◆ **Direction**
Take every line from the listing below that contains "photon".

______________________________

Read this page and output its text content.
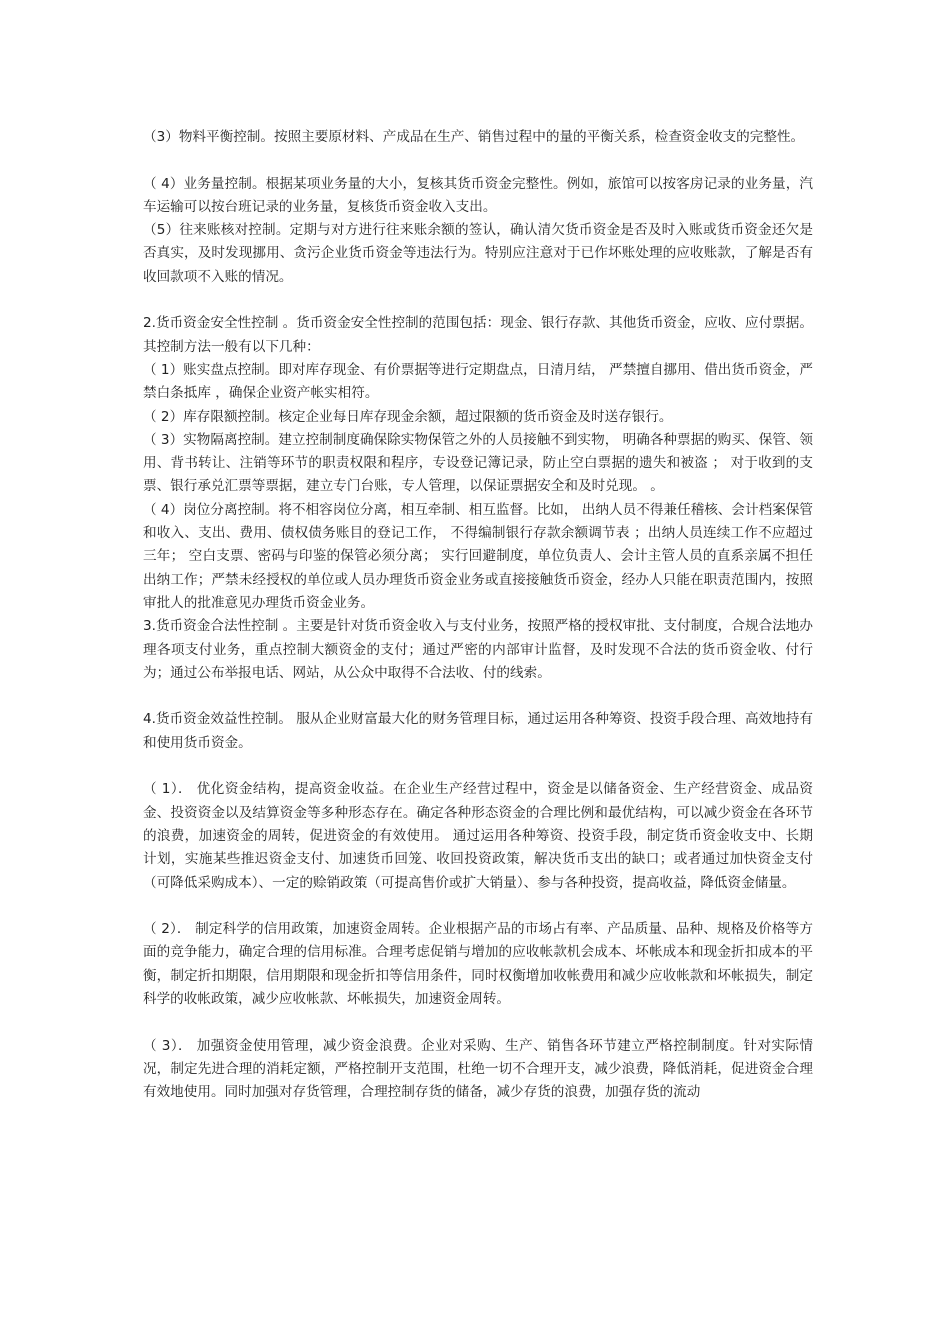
（3）物料平衡控制。按照主要原材料、产成品在生产、销售过程中的量的平衡关系，检查资金收支的完整性。

（ 4）业务量控制。根据某项业务量的大小，复核其货币资金完整性。例如，旅馆可以按客房记录的业务量，汽车运输可以按台班记录的业务量，复核货币资金收入支出。

（5）往来账核对控制。定期与对方进行往来账余额的签认，确认清欠货币资金是否及时入账或货币资金还欠是否真实，及时发现挪用、贪污企业货币资金等违法行为。特别应注意对于已作坏账处理的应收账款，了解是否有收回款项不入账的情况。

2.货币资金安全性控制 。货币资金安全性控制的范围包括：现金、银行存款、其他货币资金，应收、应付票据。其控制方法一般有以下几种：

（ 1）账实盘点控制。即对库存现金、有价票据等进行定期盘点，日清月结， 严禁擅自挪用、借出货币资金，严禁白条抵库 ，确保企业资产帐实相符。

（ 2）库存限额控制。核定企业每日库存现金余额，超过限额的货币资金及时送存银行。

（ 3）实物隔离控制。建立控制制度确保除实物保管之外的人员接触不到实物， 明确各种票据的购买、保管、领用、背书转让、注销等环节的职责权限和程序，专设登记簿记录，防止空白票据的遗失和被盗 ； 对于收到的支票、银行承兑汇票等票据，建立专门台账，专人管理，以保证票据安全和及时兑现。 。

（ 4）岗位分离控制。将不相容岗位分离，相互牵制、相互监督。比如， 出纳人员不得兼任稽核、会计档案保管和收入、支出、费用、债权债务账目的登记工作， 不得编制银行存款余额调节表 ；出纳人员连续工作不应超过三年； 空白支票、密码与印鉴的保管必须分离； 实行回避制度，单位负责人、会计主管人员的直系亲属不担任出纳工作；严禁未经授权的单位或人员办理货币资金业务或直接接触货币资金，经办人只能在职责范围内，按照审批人的批准意见办理货币资金业务。

3.货币资金合法性控制 。主要是针对货币资金收入与支付业务，按照严格的授权审批、支付制度，合规合法地办理各项支付业务，重点控制大额资金的支付；通过严密的内部审计监督，及时发现不合法的货币资金收、付行为；通过公布举报电话、网站，从公众中取得不合法收、付的线索。

4.货币资金效益性控制。 服从企业财富最大化的财务管理目标，通过运用各种筹资、投资手段合理、高效地持有和使用货币资金。

（ 1）． 优化资金结构，提高资金收益。在企业生产经营过程中，资金是以储备资金、生产经营资金、成品资金、投资资金以及结算资金等多种形态存在。确定各种形态资金的合理比例和最优结构，可以减少资金在各环节的浪费，加速资金的周转，促进资金的有效使用。 通过运用各种筹资、投资手段，制定货币资金收支中、长期计划，实施某些推迟资金支付、加速货币回笼、收回投资政策，解决货币支出的缺口；或者通过加快资金支付（可降低采购成本）、一定的赊销政策（可提高售价或扩大销量）、参与各种投资，提高收益，降低资金储量。

（ 2）． 制定科学的信用政策，加速资金周转。企业根据产品的市场占有率、产品质量、品种、规格及价格等方面的竞争能力，确定合理的信用标准。合理考虑促销与增加的应收帐款机会成本、坏帐成本和现金折扣成本的平衡，制定折扣期限，信用期限和现金折扣等信用条件，同时权衡增加收帐费用和减少应收帐款和坏帐损失，制定科学的收帐政策，减少应收帐款、坏帐损失，加速资金周转。

（ 3）． 加强资金使用管理，减少资金浪费。企业对采购、生产、销售各环节建立严格控制制度。针对实际情况，制定先进合理的消耗定额，严格控制开支范围，杜绝一切不合理开支，减少浪费，降低消耗，促进资金合理有效地使用。同时加强对存货管理，合理控制存货的储备，减少存货的浪费，加强存货的流动
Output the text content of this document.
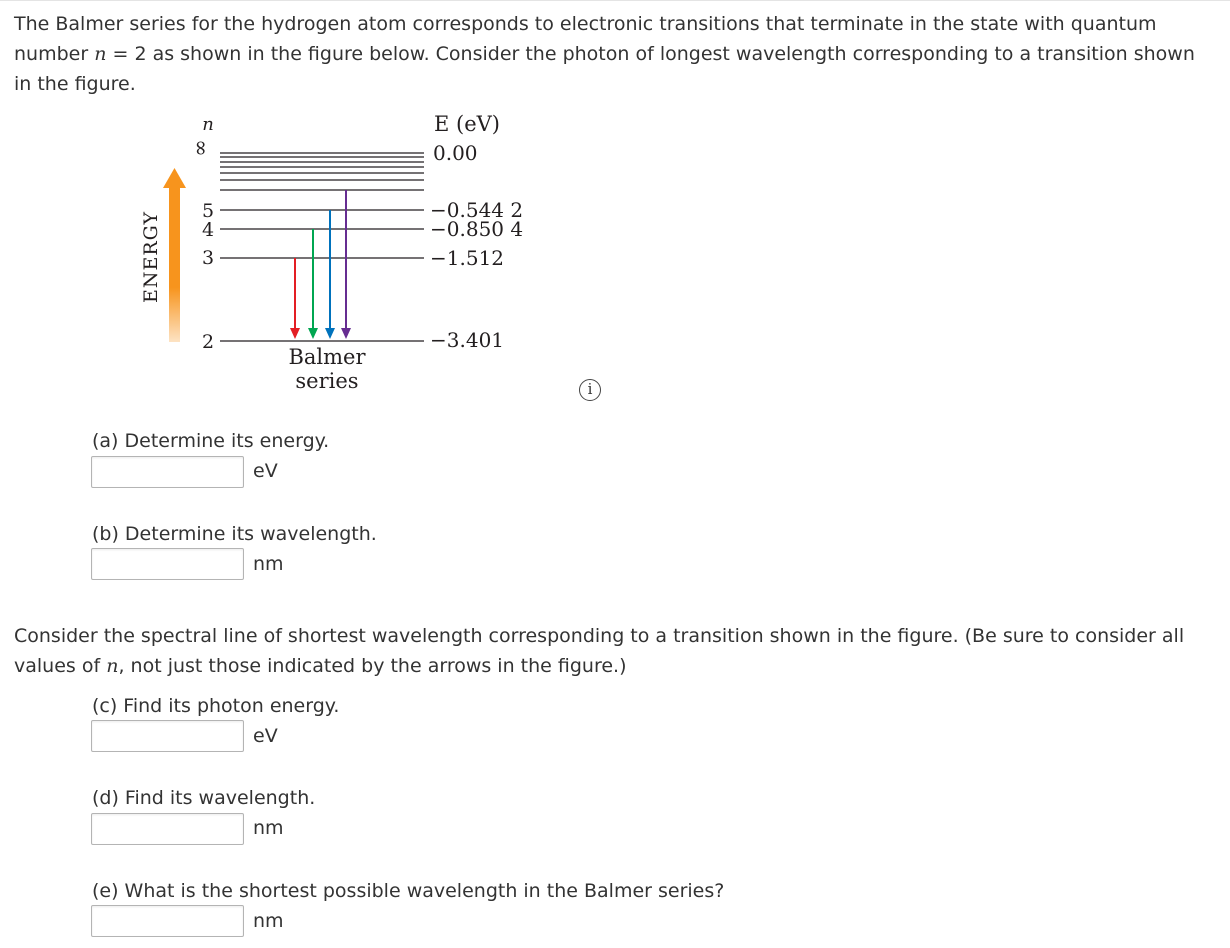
The Balmer series for the hydrogen atom corresponds to electronic transitions that terminate in the state with quantum
number n = 2 as shown in the figure below. Consider the photon of longest wavelength corresponding to a transition shown
in the figure.
ENERGY
n	E (eV)
∞
5
4
3
2
0.00
−0.544 2
−0.850 4
−1.512
−3.401
Balmer
series	i
(a) Determine its energy.
eV
(b) Determine its wavelength.
nm
Consider the spectral line of shortest wavelength corresponding to a transition shown in the figure. (Be sure to consider all
values of n, not just those indicated by the arrows in the figure.)
(c) Find its photon energy.
eV
(d) Find its wavelength.
nm
(e) What is the shortest possible wavelength in the Balmer series?
nm
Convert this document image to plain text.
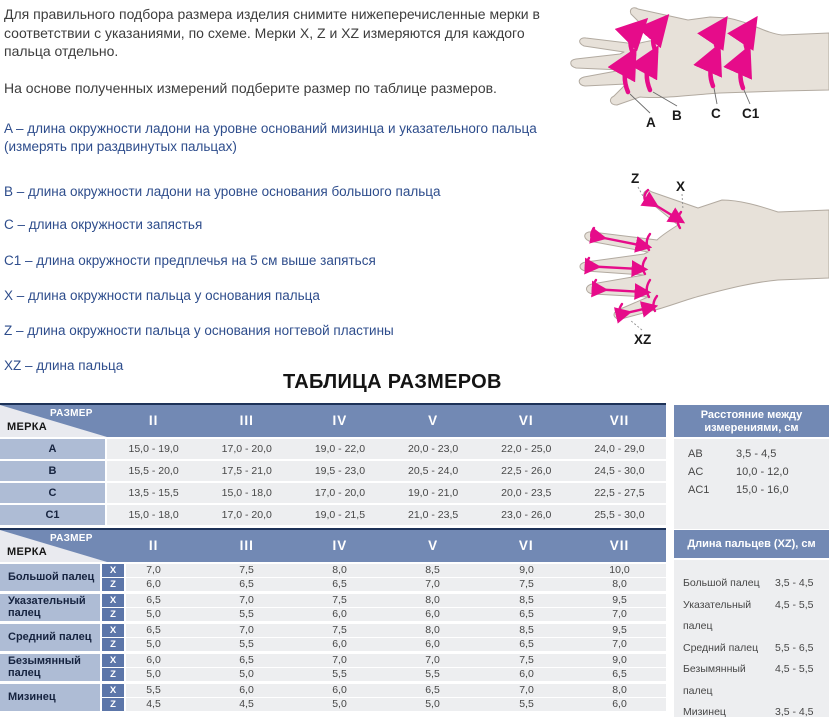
Для правильного подбора размера изделия снимите нижеперечисленные мерки в соответствии с указаниями, по схеме. Мерки X, Z и XZ измеряются для каждого пальца отдельно.
На основе полученных измерений подберите размер по таблице размеров.
A – длина окружности ладони на уровне оснований мизинца и указательного пальца (измерять при раздвинутых пальцах)
B – длина окружности ладони на уровне основания большого пальца
C – длина окружности запястья
C1 – длина окружности предплечья на 5 см выше запяться
X – длина окружности пальца у основания пальца
Z – длина окружности пальца у основания ногтевой пластины
XZ – длина пальца
A B C C1
Z
X
XZ
ТАБЛИЦА РАЗМЕРОВ
РАЗМЕР
МЕРКА	II	III	IV	V	VI	VII
A	15,0 - 19,0	17,0 - 20,0	19,0 - 22,0	20,0 - 23,0	22,0 - 25,0	24,0 - 29,0
B	15,5 - 20,0	17,5 - 21,0	19,5 - 23,0	20,5 - 24,0	22,5 - 26,0	24,5 - 30,0
C	13,5 - 15,5	15,0 - 18,0	17,0 - 20,0	19,0 - 21,0	20,0 - 23,5	22,5 - 27,5
C1	15,0 - 18,0	17,0 - 20,0	19,0 - 21,5	21,0 - 23,5	23,0 - 26,0	25,5 - 30,0
Расстояние между измерениями, см
AB	3,5 - 4,5
AC	10,0 - 12,0
AC1	15,0 - 16,0
РАЗМЕР
МЕРКА	II	III	IV	V	VI	VII
Большой палец
X
Z
7,0	7,5	8,0	8,5	9,0	10,0
6,0	6,5	6,5	7,0	7,5	8,0
Указательный палец
X
Z
6,5	7,0	7,5	8,0	8,5	9,5
5,0	5,5	6,0	6,0	6,5	7,0
Средний палец
X
Z
6,5	7,0	7,5	8,0	8,5	9,5
5,0	5,5	6,0	6,0	6,5	7,0
Безымянный палец
X
Z
6,0	6,5	7,0	7,0	7,5	9,0
5,0	5,0	5,5	5,5	6,0	6,5
Мизинец
X
Z
5,5	6,0	6,0	6,5	7,0	8,0
4,5	4,5	5,0	5,0	5,5	6,0
Длина пальцев (XZ), см
Большой палец	3,5 - 4,5
Указательный палец
4,5 - 5,5
Средний палец	5,5 - 6,5
Безымянный палец
4,5 - 5,5
Мизинец	3,5 - 4,5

______________________________

◆ **Result for this task**
number n = 2 as shown in the figure below. Consider the photon of longest wavelength corresponding to a transition shown
(c) Find its photon energy.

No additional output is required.